Extract the lines that hold the string "FORMAT".
** start RAW RECORDS **
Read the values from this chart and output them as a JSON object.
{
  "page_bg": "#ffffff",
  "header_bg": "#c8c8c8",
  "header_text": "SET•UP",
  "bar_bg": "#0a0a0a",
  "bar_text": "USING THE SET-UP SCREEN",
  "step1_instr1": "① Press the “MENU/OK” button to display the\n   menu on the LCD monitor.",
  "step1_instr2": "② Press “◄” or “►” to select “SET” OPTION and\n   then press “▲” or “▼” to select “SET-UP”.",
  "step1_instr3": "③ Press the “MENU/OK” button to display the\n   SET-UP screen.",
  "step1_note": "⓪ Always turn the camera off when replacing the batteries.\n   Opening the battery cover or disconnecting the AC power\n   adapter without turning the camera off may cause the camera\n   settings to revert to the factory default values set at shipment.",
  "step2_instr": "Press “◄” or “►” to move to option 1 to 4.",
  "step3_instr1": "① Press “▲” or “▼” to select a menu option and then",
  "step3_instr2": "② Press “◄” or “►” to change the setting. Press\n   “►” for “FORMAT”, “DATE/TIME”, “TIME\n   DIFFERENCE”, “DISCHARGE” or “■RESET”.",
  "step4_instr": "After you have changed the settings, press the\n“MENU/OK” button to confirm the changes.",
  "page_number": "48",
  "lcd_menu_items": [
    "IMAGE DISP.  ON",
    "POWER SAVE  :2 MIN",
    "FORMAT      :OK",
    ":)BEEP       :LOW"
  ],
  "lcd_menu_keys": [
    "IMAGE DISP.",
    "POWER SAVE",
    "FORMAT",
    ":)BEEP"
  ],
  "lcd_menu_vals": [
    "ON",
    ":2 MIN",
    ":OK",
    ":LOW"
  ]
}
** end RAW RECORDS **
- [PROBLEM SOLUTION]
  "step3_instr2": "② Press “◄” or “►” to change the setting. Press\n   “►” for “FORMAT”, “DATE/TIME”, “TIME\n   DIFFERENCE”, “DISCHARGE” or “■RESET”.",
    "FORMAT      :OK",
    "FORMAT",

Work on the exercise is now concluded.